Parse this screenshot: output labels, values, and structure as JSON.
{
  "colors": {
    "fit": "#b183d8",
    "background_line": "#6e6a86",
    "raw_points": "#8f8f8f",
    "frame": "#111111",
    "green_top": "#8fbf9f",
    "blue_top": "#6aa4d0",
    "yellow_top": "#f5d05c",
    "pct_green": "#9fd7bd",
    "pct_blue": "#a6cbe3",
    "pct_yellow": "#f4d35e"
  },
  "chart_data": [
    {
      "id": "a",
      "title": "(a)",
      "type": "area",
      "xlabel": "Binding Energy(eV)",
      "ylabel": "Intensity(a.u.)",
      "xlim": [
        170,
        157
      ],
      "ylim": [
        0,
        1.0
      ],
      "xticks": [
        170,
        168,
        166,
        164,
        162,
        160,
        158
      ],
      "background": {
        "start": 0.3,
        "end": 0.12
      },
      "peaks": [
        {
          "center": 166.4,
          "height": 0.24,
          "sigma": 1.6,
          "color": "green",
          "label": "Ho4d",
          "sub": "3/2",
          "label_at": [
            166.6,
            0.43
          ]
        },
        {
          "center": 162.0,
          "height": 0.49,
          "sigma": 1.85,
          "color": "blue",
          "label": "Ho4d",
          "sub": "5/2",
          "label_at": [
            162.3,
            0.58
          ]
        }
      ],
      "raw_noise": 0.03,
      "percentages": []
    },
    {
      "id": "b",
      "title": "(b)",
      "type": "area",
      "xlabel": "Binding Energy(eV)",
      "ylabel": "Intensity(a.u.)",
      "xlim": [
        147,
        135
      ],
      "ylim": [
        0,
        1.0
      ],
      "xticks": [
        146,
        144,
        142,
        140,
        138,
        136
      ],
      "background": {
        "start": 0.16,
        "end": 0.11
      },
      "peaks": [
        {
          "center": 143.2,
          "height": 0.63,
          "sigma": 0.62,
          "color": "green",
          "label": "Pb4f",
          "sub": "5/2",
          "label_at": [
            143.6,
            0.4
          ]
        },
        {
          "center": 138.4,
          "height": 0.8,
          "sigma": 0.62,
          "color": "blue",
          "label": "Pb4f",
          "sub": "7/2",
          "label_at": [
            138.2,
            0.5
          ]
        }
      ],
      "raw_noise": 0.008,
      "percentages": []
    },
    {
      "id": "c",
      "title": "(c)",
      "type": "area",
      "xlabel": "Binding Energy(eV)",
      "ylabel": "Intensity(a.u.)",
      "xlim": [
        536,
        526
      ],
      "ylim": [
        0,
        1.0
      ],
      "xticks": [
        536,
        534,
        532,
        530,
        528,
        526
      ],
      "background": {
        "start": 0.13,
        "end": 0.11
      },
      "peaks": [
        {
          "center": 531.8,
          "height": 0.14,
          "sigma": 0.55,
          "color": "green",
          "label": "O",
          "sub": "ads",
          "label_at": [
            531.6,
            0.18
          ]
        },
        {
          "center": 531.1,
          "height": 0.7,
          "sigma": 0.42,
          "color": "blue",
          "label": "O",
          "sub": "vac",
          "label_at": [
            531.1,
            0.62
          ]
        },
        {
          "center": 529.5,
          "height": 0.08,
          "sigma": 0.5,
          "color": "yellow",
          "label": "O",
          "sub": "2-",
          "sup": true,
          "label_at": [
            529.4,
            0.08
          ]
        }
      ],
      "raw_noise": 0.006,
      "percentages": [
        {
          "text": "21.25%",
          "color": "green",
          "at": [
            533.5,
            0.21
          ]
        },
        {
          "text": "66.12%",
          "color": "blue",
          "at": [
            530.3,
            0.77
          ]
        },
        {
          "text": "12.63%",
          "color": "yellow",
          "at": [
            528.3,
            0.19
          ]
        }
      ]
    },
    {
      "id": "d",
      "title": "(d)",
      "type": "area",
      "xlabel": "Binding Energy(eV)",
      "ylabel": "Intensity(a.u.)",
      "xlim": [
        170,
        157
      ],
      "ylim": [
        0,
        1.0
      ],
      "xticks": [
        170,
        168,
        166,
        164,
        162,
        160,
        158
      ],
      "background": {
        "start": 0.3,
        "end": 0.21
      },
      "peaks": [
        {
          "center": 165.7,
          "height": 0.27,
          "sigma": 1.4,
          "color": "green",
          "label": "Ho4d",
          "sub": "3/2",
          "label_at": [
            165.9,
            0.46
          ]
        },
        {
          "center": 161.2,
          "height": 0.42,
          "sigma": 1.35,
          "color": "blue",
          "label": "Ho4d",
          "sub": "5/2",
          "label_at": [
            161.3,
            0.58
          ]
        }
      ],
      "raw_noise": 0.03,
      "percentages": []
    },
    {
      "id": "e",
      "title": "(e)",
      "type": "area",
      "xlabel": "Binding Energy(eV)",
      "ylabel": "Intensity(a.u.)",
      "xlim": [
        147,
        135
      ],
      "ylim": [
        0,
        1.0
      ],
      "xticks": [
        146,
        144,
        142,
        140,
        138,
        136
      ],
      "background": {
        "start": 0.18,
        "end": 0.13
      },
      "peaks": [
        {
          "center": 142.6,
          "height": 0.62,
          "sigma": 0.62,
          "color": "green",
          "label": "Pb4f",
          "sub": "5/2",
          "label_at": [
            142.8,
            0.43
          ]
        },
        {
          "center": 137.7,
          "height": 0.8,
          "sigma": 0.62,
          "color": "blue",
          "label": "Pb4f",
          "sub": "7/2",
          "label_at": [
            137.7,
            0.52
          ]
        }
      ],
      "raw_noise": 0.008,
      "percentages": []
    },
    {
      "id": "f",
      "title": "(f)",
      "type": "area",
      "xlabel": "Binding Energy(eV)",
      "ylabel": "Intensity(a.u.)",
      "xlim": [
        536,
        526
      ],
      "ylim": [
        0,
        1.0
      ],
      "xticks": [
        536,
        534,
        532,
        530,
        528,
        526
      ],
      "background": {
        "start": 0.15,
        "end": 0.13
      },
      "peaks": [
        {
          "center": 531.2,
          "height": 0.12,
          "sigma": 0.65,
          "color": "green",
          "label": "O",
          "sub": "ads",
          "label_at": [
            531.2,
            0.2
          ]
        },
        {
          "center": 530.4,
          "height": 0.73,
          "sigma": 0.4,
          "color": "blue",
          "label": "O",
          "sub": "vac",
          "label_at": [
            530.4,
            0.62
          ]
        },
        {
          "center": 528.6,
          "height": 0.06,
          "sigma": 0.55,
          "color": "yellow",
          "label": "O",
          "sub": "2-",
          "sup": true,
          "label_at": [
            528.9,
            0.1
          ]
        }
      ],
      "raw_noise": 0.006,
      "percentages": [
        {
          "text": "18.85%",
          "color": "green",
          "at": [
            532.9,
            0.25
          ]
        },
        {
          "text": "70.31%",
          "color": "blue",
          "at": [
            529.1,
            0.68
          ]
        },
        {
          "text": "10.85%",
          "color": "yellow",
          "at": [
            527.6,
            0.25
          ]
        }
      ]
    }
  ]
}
◆ ◆ ◆ ◆ ◆
Return the entries above exactly as they appear.

Task answer:
Parse this screenshot: output labels, values, and structure as JSON.
{
  "colors": {
    "fit": "#b183d8",
    "background_line": "#6e6a86",
    "raw_points": "#8f8f8f",
    "frame": "#111111",
    "green_top": "#8fbf9f",
    "blue_top": "#6aa4d0",
    "yellow_top": "#f5d05c",
    "pct_green": "#9fd7bd",
    "pct_blue": "#a6cbe3",
    "pct_yellow": "#f4d35e"
  },
  "chart_data": [
    {
      "id": "a",
      "title": "(a)",
      "type": "area",
      "xlabel": "Binding Energy(eV)",
      "ylabel": "Intensity(a.u.)",
      "xlim": [
        170,
        157
      ],
      "ylim": [
        0,
        1.0
      ],
      "xticks": [
        170,
        168,
        166,
        164,
        162,
        160,
        158
      ],
      "background": {
        "start": 0.3,
        "end": 0.12
      },
      "peaks": [
        {
          "center": 166.4,
          "height": 0.24,
          "sigma": 1.6,
          "color": "green",
          "label": "Ho4d",
          "sub": "3/2",
          "label_at": [
            166.6,
            0.43
          ]
        },
        {
          "center": 162.0,
          "height": 0.49,
          "sigma": 1.85,
          "color": "blue",
          "label": "Ho4d",
          "sub": "5/2",
          "label_at": [
            162.3,
            0.58
          ]
        }
      ],
      "raw_noise": 0.03,
      "percentages": []
    },
    {
      "id": "b",
      "title": "(b)",
      "type": "area",
      "xlabel": "Binding Energy(eV)",
      "ylabel": "Intensity(a.u.)",
      "xlim": [
        147,
        135
      ],
      "ylim": [
        0,
        1.0
      ],
      "xticks": [
        146,
        144,
        142,
        140,
        138,
        136
      ],
      "background": {
        "start": 0.16,
        "end": 0.11
      },
      "peaks": [
        {
          "center": 143.2,
          "height": 0.63,
          "sigma": 0.62,
          "color": "green",
          "label": "Pb4f",
          "sub": "5/2",
          "label_at": [
            143.6,
            0.4
          ]
        },
        {
          "center": 138.4,
          "height": 0.8,
          "sigma": 0.62,
          "color": "blue",
          "label": "Pb4f",
          "sub": "7/2",
          "label_at": [
            138.2,
            0.5
          ]
        }
      ],
      "raw_noise": 0.008,
      "percentages": []
    },
    {
      "id": "c",
      "title": "(c)",
      "type": "area",
      "xlabel": "Binding Energy(eV)",
      "ylabel": "Intensity(a.u.)",
      "xlim": [
        536,
        526
      ],
      "ylim": [
        0,
        1.0
      ],
      "xticks": [
        536,
        534,
        532,
        530,
        528,
        526
      ],
      "background": {
        "start": 0.13,
        "end": 0.11
      },
      "peaks": [
        {
          "center": 531.8,
          "height": 0.14,
          "sigma": 0.55,
          "color": "green",
          "label": "O",
          "sub": "ads",
          "label_at": [
            531.6,
            0.18
          ]
        },
        {
          "center": 531.1,
          "height": 0.7,
          "sigma": 0.42,
          "color": "blue",
          "label": "O",
          "sub": "vac",
          "label_at": [
            531.1,
            0.62
          ]
        },
        {
          "center": 529.5,
          "height": 0.08,
          "sigma": 0.5,
          "color": "yellow",
          "label": "O",
          "sub": "2-",
          "sup": true,
          "label_at": [
            529.4,
            0.08
          ]
        }
      ],
      "raw_noise": 0.006,
      "percentages": [
        {
          "text": "21.25%",
          "color": "green",
          "at": [
            533.5,
            0.21
          ]
        },
        {
          "text": "66.12%",
          "color": "blue",
          "at": [
            530.3,
            0.77
          ]
        },
        {
          "text": "12.63%",
          "color": "yellow",
          "at": [
            528.3,
            0.19
          ]
        }
      ]
    },
    {
      "id": "d",
      "title": "(d)",
      "type": "area",
      "xlabel": "Binding Energy(eV)",
      "ylabel": "Intensity(a.u.)",
      "xlim": [
        170,
        157
      ],
      "ylim": [
        0,
        1.0
      ],
      "xticks": [
        170,
        168,
        166,
        164,
        162,
        160,
        158
      ],
      "background": {
        "start": 0.3,
        "end": 0.21
      },
      "peaks": [
        {
          "center": 165.7,
          "height": 0.27,
          "sigma": 1.4,
          "color": "green",
          "label": "Ho4d",
          "sub": "3/2",
          "label_at": [
            165.9,
            0.46
          ]
        },
        {
          "center": 161.2,
          "height": 0.42,
          "sigma": 1.35,
          "color": "blue",
          "label": "Ho4d",
          "sub": "5/2",
          "label_at": [
            161.3,
            0.58
          ]
        }
      ],
      "raw_noise": 0.03,
      "percentages": []
    },
    {
      "id": "e",
      "title": "(e)",
      "type": "area",
      "xlabel": "Binding Energy(eV)",
      "ylabel": "Intensity(a.u.)",
      "xlim": [
        147,
        135
      ],
      "ylim": [
        0,
        1.0
      ],
      "xticks": [
        146,
        144,
        142,
        140,
        138,
        136
      ],
      "background": {
        "start": 0.18,
        "end": 0.13
      },
      "peaks": [
        {
          "center": 142.6,
          "height": 0.62,
          "sigma": 0.62,
          "color": "green",
          "label": "Pb4f",
          "sub": "5/2",
          "label_at": [
            142.8,
            0.43
          ]
        },
        {
          "center": 137.7,
          "height": 0.8,
          "sigma": 0.62,
          "color": "blue",
          "label": "Pb4f",
          "sub": "7/2",
          "label_at": [
            137.7,
            0.52
          ]
        }
      ],
      "raw_noise": 0.008,
      "percentages": []
    },
    {
      "id": "f",
      "title": "(f)",
      "type": "area",
      "xlabel": "Binding Energy(eV)",
      "ylabel": "Intensity(a.u.)",
      "xlim": [
        536,
        526
      ],
      "ylim": [
        0,
        1.0
      ],
      "xticks": [
        536,
        534,
        532,
        530,
        528,
        526
      ],
      "background": {
        "start": 0.15,
        "end": 0.13
      },
      "peaks": [
        {
          "center": 531.2,
          "height": 0.12,
          "sigma": 0.65,
          "color": "green",
          "label": "O",
          "sub": "ads",
          "label_at": [
            531.2,
            0.2
          ]
        },
        {
          "center": 530.4,
          "height": 0.73,
          "sigma": 0.4,
          "color": "blue",
          "label": "O",
          "sub": "vac",
          "label_at": [
            530.4,
            0.62
          ]
        },
        {
          "center": 528.6,
          "height": 0.06,
          "sigma": 0.55,
          "color": "yellow",
          "label": "O",
          "sub": "2-",
          "sup": true,
          "label_at": [
            528.9,
            0.1
          ]
        }
      ],
      "raw_noise": 0.006,
      "percentages": [
        {
          "text": "18.85%",
          "color": "green",
          "at": [
            532.9,
            0.25
          ]
        },
        {
          "text": "70.31%",
          "color": "blue",
          "at": [
            529.1,
            0.68
          ]
        },
        {
          "text": "10.85%",
          "color": "yellow",
          "at": [
            527.6,
            0.25
          ]
        }
      ]
    }
  ]
}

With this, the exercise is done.